• **Problem statement**
From the entries below, copy out every line with "which" in it.

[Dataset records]
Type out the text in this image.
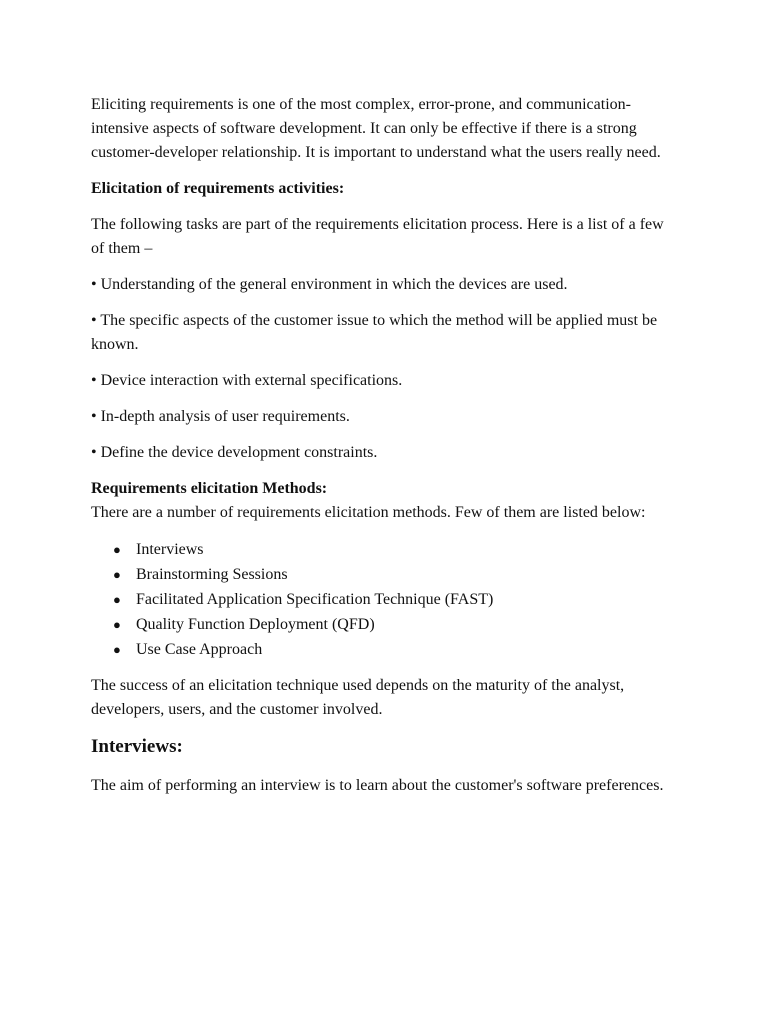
Eliciting requirements is one of the most complex, error-prone, and communication-intensive aspects of software development. It can only be effective if there is a strong customer-developer relationship. It is important to understand what the users really need.

Elicitation of requirements activities:

The following tasks are part of the requirements elicitation process. Here is a list of a few of them –

• Understanding of the general environment in which the devices are used.

• The specific aspects of the customer issue to which the method will be applied must be known.

• Device interaction with external specifications.

• In-depth analysis of user requirements.

• Define the device development constraints.

Requirements elicitation Methods:

There are a number of requirements elicitation methods. Few of them are listed below:

● Interviews
● Brainstorming Sessions
● Facilitated Application Specification Technique (FAST)
● Quality Function Deployment (QFD)
● Use Case Approach

The success of an elicitation technique used depends on the maturity of the analyst, developers, users, and the customer involved.

Interviews:

The aim of performing an interview is to learn about the customer's software preferences.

• **Worked answer**
• Understanding of the general environment in which the devices are used.
• The specific aspects of the customer issue to which the method will be applied must be known.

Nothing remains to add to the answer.